- Exercise prompt:
Reproduce the records exactly.
START Provided entries
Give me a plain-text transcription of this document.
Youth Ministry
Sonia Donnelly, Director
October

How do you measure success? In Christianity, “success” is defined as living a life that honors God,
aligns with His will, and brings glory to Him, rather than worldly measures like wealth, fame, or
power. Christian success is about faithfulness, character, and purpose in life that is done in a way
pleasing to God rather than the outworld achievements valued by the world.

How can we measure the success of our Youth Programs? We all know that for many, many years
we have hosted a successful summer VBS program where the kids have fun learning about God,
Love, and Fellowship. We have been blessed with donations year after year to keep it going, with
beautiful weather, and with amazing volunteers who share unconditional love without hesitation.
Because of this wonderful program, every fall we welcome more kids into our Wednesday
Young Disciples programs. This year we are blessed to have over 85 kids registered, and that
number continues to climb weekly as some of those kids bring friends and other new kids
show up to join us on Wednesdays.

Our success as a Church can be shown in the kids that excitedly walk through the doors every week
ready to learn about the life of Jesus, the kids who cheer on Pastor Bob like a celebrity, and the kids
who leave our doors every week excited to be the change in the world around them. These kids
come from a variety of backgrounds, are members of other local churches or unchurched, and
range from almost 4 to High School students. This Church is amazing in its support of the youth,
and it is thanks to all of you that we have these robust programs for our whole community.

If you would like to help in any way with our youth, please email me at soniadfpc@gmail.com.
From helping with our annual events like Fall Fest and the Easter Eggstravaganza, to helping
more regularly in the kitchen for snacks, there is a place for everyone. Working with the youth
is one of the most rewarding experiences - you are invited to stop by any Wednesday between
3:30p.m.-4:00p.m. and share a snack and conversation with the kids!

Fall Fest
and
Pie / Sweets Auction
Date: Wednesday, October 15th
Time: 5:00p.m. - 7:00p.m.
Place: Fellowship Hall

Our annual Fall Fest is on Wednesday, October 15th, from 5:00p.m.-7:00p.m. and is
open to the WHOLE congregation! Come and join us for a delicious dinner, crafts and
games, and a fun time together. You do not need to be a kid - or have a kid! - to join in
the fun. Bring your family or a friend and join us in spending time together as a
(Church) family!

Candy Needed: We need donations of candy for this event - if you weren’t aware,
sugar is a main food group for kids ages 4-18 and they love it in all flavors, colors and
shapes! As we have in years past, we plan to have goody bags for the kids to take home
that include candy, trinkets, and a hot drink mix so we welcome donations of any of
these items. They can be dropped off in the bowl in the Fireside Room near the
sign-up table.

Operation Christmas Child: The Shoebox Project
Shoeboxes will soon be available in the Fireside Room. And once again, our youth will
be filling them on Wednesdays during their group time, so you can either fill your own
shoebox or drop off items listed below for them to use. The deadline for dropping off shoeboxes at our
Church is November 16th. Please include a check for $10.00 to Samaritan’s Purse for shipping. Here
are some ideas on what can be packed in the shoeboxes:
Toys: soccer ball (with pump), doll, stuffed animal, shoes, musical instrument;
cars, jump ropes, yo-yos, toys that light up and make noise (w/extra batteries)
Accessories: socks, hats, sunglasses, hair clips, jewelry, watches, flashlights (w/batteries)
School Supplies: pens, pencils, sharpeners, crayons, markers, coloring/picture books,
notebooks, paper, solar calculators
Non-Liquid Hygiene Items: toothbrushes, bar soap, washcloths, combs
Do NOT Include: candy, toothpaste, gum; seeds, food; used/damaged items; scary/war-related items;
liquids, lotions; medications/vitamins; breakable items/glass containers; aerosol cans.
END Provided entries
- Result of this exercise:
Give me a plain-text transcription of this document.
Youth Ministry
Sonia Donnelly, Director
October

How do you measure success? In Christianity, “success” is defined as living a life that honors God,
aligns with His will, and brings glory to Him, rather than worldly measures like wealth, fame, or
power. Christian success is about faithfulness, character, and purpose in life that is done in a way
pleasing to God rather than the outworld achievements valued by the world.

How can we measure the success of our Youth Programs? We all know that for many, many years
we have hosted a successful summer VBS program where the kids have fun learning about God,
Love, and Fellowship. We have been blessed with donations year after year to keep it going, with
beautiful weather, and with amazing volunteers who share unconditional love without hesitation.
Because of this wonderful program, every fall we welcome more kids into our Wednesday
Young Disciples programs. This year we are blessed to have over 85 kids registered, and that
number continues to climb weekly as some of those kids bring friends and other new kids
show up to join us on Wednesdays.

Our success as a Church can be shown in the kids that excitedly walk through the doors every week
ready to learn about the life of Jesus, the kids who cheer on Pastor Bob like a celebrity, and the kids
who leave our doors every week excited to be the change in the world around them. These kids
come from a variety of backgrounds, are members of other local churches or unchurched, and
range from almost 4 to High School students. This Church is amazing in its support of the youth,
and it is thanks to all of you that we have these robust programs for our whole community.

If you would like to help in any way with our youth, please email me at soniadfpc@gmail.com.
From helping with our annual events like Fall Fest and the Easter Eggstravaganza, to helping
more regularly in the kitchen for snacks, there is a place for everyone. Working with the youth
is one of the most rewarding experiences - you are invited to stop by any Wednesday between
3:30p.m.-4:00p.m. and share a snack and conversation with the kids!

Fall Fest
and
Pie / Sweets Auction
Date: Wednesday, October 15th
Time: 5:00p.m. - 7:00p.m.
Place: Fellowship Hall

Our annual Fall Fest is on Wednesday, October 15th, from 5:00p.m.-7:00p.m. and is
open to the WHOLE congregation! Come and join us for a delicious dinner, crafts and
games, and a fun time together. You do not need to be a kid - or have a kid! - to join in
the fun. Bring your family or a friend and join us in spending time together as a
(Church) family!

Candy Needed: We need donations of candy for this event - if you weren’t aware,
sugar is a main food group for kids ages 4-18 and they love it in all flavors, colors and
shapes! As we have in years past, we plan to have goody bags for the kids to take home
that include candy, trinkets, and a hot drink mix so we welcome donations of any of
these items. They can be dropped off in the bowl in the Fireside Room near the
sign-up table.

Operation Christmas Child: The Shoebox Project
Shoeboxes will soon be available in the Fireside Room. And once again, our youth will
be filling them on Wednesdays during their group time, so you can either fill your own
shoebox or drop off items listed below for them to use. The deadline for dropping off shoeboxes at our
Church is November 16th. Please include a check for $10.00 to Samaritan’s Purse for shipping. Here
are some ideas on what can be packed in the shoeboxes:
Toys: soccer ball (with pump), doll, stuffed animal, shoes, musical instrument;
cars, jump ropes, yo-yos, toys that light up and make noise (w/extra batteries)
Accessories: socks, hats, sunglasses, hair clips, jewelry, watches, flashlights (w/batteries)
School Supplies: pens, pencils, sharpeners, crayons, markers, coloring/picture books,
notebooks, paper, solar calculators
Non-Liquid Hygiene Items: toothbrushes, bar soap, washcloths, combs
Do NOT Include: candy, toothpaste, gum; seeds, food; used/damaged items; scary/war-related items;
liquids, lotions; medications/vitamins; breakable items/glass containers; aerosol cans.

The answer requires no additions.